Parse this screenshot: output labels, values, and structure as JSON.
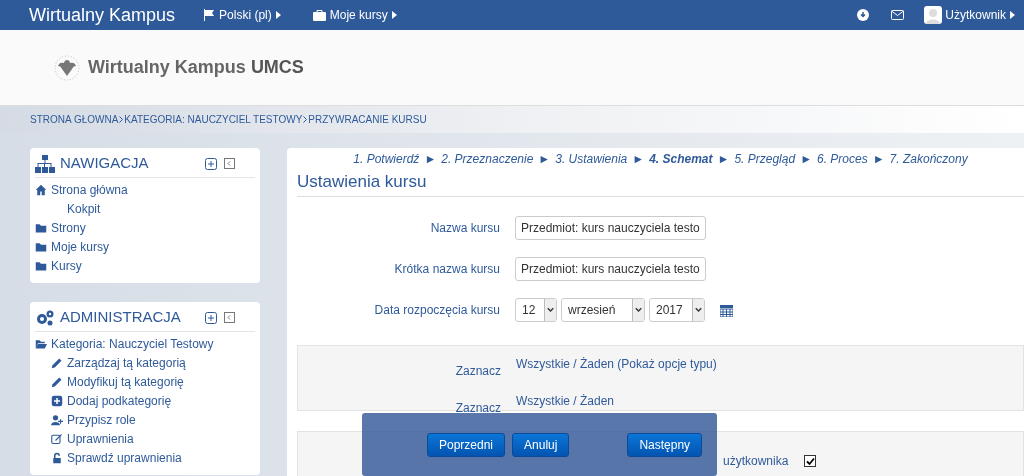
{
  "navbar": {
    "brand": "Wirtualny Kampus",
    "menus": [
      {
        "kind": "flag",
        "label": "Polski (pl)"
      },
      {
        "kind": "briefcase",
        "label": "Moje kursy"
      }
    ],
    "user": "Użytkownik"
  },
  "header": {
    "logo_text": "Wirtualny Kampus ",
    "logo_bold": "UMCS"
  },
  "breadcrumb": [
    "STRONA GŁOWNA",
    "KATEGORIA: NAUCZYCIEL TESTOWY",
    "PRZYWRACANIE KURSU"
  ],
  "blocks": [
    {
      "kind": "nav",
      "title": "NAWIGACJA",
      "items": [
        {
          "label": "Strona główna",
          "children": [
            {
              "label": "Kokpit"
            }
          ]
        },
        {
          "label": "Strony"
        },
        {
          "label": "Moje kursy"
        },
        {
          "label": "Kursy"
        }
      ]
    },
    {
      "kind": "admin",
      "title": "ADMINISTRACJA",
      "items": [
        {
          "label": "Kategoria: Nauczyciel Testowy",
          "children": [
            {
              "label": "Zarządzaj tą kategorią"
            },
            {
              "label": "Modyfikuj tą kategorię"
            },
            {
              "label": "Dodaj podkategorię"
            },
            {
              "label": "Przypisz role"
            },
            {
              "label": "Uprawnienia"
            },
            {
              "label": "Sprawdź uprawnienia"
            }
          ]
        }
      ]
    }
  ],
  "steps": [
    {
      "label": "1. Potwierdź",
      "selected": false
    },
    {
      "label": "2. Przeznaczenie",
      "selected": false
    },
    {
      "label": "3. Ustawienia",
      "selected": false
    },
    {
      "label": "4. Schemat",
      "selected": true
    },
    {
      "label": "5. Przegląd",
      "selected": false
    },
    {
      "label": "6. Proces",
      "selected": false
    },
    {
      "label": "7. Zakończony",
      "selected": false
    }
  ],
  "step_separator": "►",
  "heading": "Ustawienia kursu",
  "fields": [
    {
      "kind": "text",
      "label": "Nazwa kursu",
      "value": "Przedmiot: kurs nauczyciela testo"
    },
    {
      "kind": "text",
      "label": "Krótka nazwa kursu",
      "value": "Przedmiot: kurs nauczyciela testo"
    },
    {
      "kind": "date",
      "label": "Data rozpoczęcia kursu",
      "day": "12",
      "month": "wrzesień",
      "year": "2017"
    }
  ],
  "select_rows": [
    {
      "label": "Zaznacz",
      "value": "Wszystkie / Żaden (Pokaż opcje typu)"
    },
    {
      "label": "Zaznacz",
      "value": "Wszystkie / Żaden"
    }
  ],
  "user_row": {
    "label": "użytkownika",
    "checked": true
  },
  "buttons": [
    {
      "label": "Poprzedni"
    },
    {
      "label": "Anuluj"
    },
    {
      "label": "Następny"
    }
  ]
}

...

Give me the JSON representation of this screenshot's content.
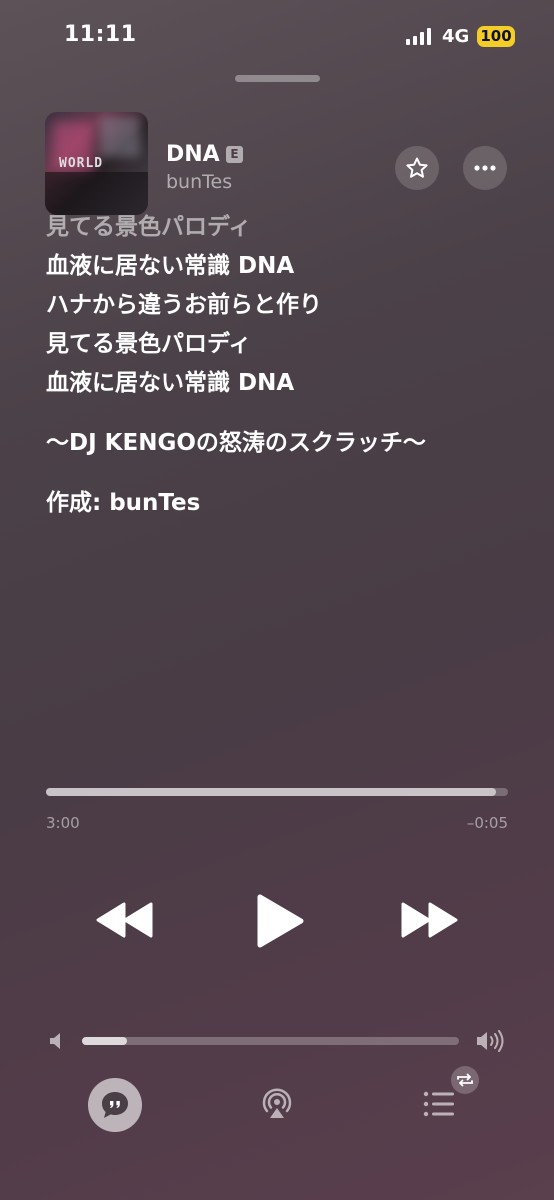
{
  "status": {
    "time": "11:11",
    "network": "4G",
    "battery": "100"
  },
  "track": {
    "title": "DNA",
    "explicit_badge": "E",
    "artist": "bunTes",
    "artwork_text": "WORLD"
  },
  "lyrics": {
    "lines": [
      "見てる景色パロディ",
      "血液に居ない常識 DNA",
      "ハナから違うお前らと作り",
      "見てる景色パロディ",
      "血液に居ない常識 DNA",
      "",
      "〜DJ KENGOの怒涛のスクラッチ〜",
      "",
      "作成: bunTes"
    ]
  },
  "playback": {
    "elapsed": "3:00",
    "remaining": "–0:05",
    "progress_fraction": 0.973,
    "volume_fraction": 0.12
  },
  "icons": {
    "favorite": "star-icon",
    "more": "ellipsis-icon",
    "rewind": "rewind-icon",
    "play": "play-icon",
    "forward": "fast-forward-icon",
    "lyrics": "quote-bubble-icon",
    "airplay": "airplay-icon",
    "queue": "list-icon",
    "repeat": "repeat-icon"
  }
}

---

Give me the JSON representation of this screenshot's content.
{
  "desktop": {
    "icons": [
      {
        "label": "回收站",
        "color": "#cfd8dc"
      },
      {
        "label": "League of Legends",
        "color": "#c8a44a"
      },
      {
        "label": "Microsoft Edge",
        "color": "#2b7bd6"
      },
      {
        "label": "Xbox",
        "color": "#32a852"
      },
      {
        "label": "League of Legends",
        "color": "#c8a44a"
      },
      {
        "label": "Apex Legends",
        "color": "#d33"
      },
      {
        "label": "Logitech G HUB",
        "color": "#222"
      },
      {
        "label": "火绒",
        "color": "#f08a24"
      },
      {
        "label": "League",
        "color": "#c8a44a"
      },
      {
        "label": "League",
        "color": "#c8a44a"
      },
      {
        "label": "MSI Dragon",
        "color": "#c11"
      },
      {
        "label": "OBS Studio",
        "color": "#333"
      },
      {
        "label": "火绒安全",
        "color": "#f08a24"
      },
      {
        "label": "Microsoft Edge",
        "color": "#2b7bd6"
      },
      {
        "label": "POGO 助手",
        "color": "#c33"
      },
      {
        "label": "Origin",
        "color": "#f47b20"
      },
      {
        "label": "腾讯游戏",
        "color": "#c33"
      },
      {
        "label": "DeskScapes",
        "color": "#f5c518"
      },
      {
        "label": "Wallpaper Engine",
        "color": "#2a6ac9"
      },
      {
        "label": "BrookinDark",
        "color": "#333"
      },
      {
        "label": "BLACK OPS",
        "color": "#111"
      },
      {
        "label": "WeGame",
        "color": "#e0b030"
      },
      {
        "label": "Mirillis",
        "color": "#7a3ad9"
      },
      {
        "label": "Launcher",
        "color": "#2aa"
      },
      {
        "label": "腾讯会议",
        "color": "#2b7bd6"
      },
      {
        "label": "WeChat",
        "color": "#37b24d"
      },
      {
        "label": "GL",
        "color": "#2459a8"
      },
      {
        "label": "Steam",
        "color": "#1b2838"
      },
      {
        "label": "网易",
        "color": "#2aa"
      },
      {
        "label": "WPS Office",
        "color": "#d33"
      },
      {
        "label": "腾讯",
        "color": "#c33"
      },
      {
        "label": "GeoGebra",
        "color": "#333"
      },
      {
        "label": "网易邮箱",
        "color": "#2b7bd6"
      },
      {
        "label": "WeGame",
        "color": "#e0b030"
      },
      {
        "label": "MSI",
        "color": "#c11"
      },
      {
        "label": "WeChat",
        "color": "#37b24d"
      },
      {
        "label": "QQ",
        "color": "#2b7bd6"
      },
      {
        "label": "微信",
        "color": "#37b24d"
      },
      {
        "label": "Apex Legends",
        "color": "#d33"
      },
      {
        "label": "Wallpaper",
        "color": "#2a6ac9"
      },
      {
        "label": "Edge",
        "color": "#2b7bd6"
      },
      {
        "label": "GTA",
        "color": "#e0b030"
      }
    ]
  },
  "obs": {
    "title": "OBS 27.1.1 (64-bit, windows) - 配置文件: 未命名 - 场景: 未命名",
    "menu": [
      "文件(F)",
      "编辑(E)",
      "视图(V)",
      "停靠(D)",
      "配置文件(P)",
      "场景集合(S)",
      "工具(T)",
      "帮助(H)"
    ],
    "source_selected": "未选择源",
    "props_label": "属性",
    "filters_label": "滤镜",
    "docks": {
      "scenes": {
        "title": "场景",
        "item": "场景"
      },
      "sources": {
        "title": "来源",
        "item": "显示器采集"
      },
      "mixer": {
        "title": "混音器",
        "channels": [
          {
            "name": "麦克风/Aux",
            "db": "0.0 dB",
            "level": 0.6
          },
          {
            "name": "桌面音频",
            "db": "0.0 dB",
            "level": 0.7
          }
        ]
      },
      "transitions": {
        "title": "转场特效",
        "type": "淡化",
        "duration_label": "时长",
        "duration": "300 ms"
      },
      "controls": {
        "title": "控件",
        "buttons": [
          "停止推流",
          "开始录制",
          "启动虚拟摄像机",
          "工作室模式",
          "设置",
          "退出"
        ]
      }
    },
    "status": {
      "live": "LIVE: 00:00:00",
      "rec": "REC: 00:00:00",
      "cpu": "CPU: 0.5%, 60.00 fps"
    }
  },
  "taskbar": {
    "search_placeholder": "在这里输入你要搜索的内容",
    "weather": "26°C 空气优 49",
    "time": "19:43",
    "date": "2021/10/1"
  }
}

**What the exercise asks**
Pick out each line in the material containing "Żaden".

**Answer to this exercise**
      "value": "Wszystkie / Żaden (Pokaż opcje typu)"
      "value": "Wszystkie / Żaden"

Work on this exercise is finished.